§ **Written instruction**: Set down the records once more, please, exactly and with the pictures left out.

§ **Available records**:
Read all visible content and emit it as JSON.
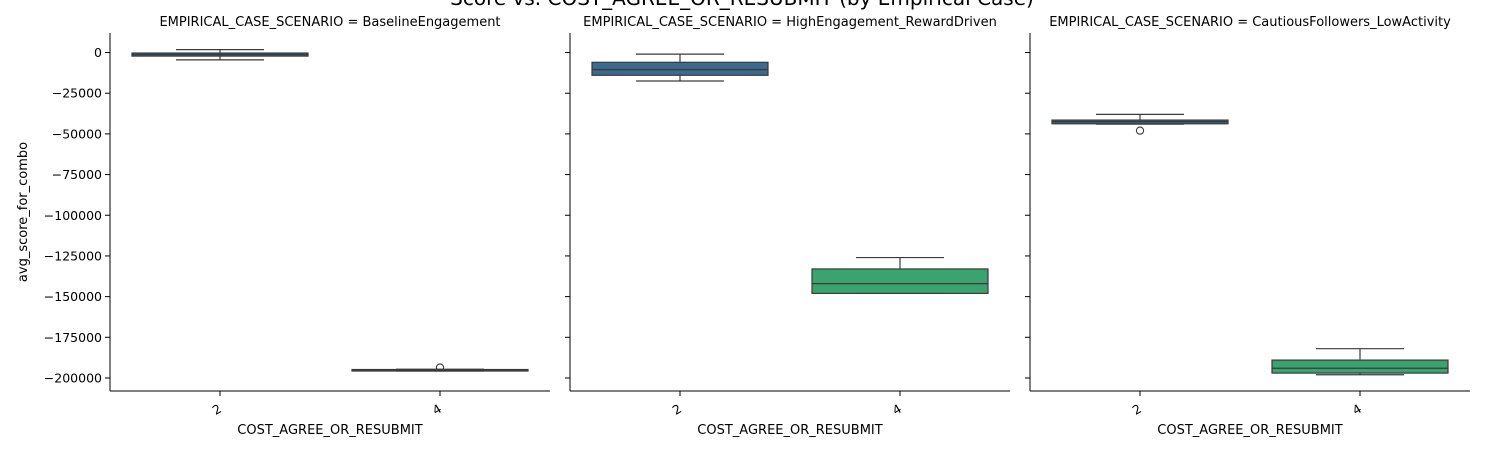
{
  "figure_title": "Score vs. COST_AGREE_OR_RESUBMIT (by Empirical Case)",
  "colors": {
    "box_2": "#3b6a8c",
    "box_4": "#3aa36f",
    "line": "#3a3a3a",
    "axis": "#000000"
  },
  "chart_data": {
    "type": "box",
    "title": "Score vs. COST_AGREE_OR_RESUBMIT (by Empirical Case)",
    "xlabel": "COST_AGREE_OR_RESUBMIT",
    "ylabel": "avg_score_for_combo",
    "categories": [
      "2",
      "4"
    ],
    "ylim": [
      -208000,
      12000
    ],
    "yticks": [
      0,
      -25000,
      -50000,
      -75000,
      -100000,
      -125000,
      -150000,
      -175000,
      -200000
    ],
    "ytick_labels": [
      "0",
      "−25000",
      "−50000",
      "−75000",
      "−100000",
      "−125000",
      "−150000",
      "−175000",
      "−200000"
    ],
    "grid": false,
    "panels": [
      {
        "title": "EMPIRICAL_CASE_SCENARIO = BaselineEngagement",
        "boxes": [
          {
            "category": "2",
            "whisker_low": -4500,
            "q1": -2200,
            "median": -1200,
            "q3": -300,
            "whisker_high": 1800,
            "outliers": []
          },
          {
            "category": "4",
            "whisker_low": -195700,
            "q1": -195500,
            "median": -195100,
            "q3": -194800,
            "whisker_high": -194600,
            "outliers": [
              -193600
            ]
          }
        ]
      },
      {
        "title": "EMPIRICAL_CASE_SCENARIO = HighEngagement_RewardDriven",
        "boxes": [
          {
            "category": "2",
            "whisker_low": -17500,
            "q1": -14000,
            "median": -10500,
            "q3": -6000,
            "whisker_high": -1000,
            "outliers": []
          },
          {
            "category": "4",
            "whisker_low": -148000,
            "q1": -148000,
            "median": -142000,
            "q3": -133000,
            "whisker_high": -126000,
            "outliers": []
          }
        ]
      },
      {
        "title": "EMPIRICAL_CASE_SCENARIO = CautiousFollowers_LowActivity",
        "boxes": [
          {
            "category": "2",
            "whisker_low": -44000,
            "q1": -43800,
            "median": -42500,
            "q3": -41500,
            "whisker_high": -38000,
            "outliers": [
              -48000
            ]
          },
          {
            "category": "4",
            "whisker_low": -198000,
            "q1": -197000,
            "median": -194000,
            "q3": -189000,
            "whisker_high": -182000,
            "outliers": []
          }
        ]
      }
    ]
  }
}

§ **Answer to the exercise**:
Read all visible content and emit it as JSON.
{
  "figure_title": "Score vs. COST_AGREE_OR_RESUBMIT (by Empirical Case)",
  "colors": {
    "box_2": "#3b6a8c",
    "box_4": "#3aa36f",
    "line": "#3a3a3a",
    "axis": "#000000"
  },
  "chart_data": {
    "type": "box",
    "title": "Score vs. COST_AGREE_OR_RESUBMIT (by Empirical Case)",
    "xlabel": "COST_AGREE_OR_RESUBMIT",
    "ylabel": "avg_score_for_combo",
    "categories": [
      "2",
      "4"
    ],
    "ylim": [
      -208000,
      12000
    ],
    "yticks": [
      0,
      -25000,
      -50000,
      -75000,
      -100000,
      -125000,
      -150000,
      -175000,
      -200000
    ],
    "ytick_labels": [
      "0",
      "−25000",
      "−50000",
      "−75000",
      "−100000",
      "−125000",
      "−150000",
      "−175000",
      "−200000"
    ],
    "grid": false,
    "panels": [
      {
        "title": "EMPIRICAL_CASE_SCENARIO = BaselineEngagement",
        "boxes": [
          {
            "category": "2",
            "whisker_low": -4500,
            "q1": -2200,
            "median": -1200,
            "q3": -300,
            "whisker_high": 1800,
            "outliers": []
          },
          {
            "category": "4",
            "whisker_low": -195700,
            "q1": -195500,
            "median": -195100,
            "q3": -194800,
            "whisker_high": -194600,
            "outliers": [
              -193600
            ]
          }
        ]
      },
      {
        "title": "EMPIRICAL_CASE_SCENARIO = HighEngagement_RewardDriven",
        "boxes": [
          {
            "category": "2",
            "whisker_low": -17500,
            "q1": -14000,
            "median": -10500,
            "q3": -6000,
            "whisker_high": -1000,
            "outliers": []
          },
          {
            "category": "4",
            "whisker_low": -148000,
            "q1": -148000,
            "median": -142000,
            "q3": -133000,
            "whisker_high": -126000,
            "outliers": []
          }
        ]
      },
      {
        "title": "EMPIRICAL_CASE_SCENARIO = CautiousFollowers_LowActivity",
        "boxes": [
          {
            "category": "2",
            "whisker_low": -44000,
            "q1": -43800,
            "median": -42500,
            "q3": -41500,
            "whisker_high": -38000,
            "outliers": [
              -48000
            ]
          },
          {
            "category": "4",
            "whisker_low": -198000,
            "q1": -197000,
            "median": -194000,
            "q3": -189000,
            "whisker_high": -182000,
            "outliers": []
          }
        ]
      }
    ]
  }
}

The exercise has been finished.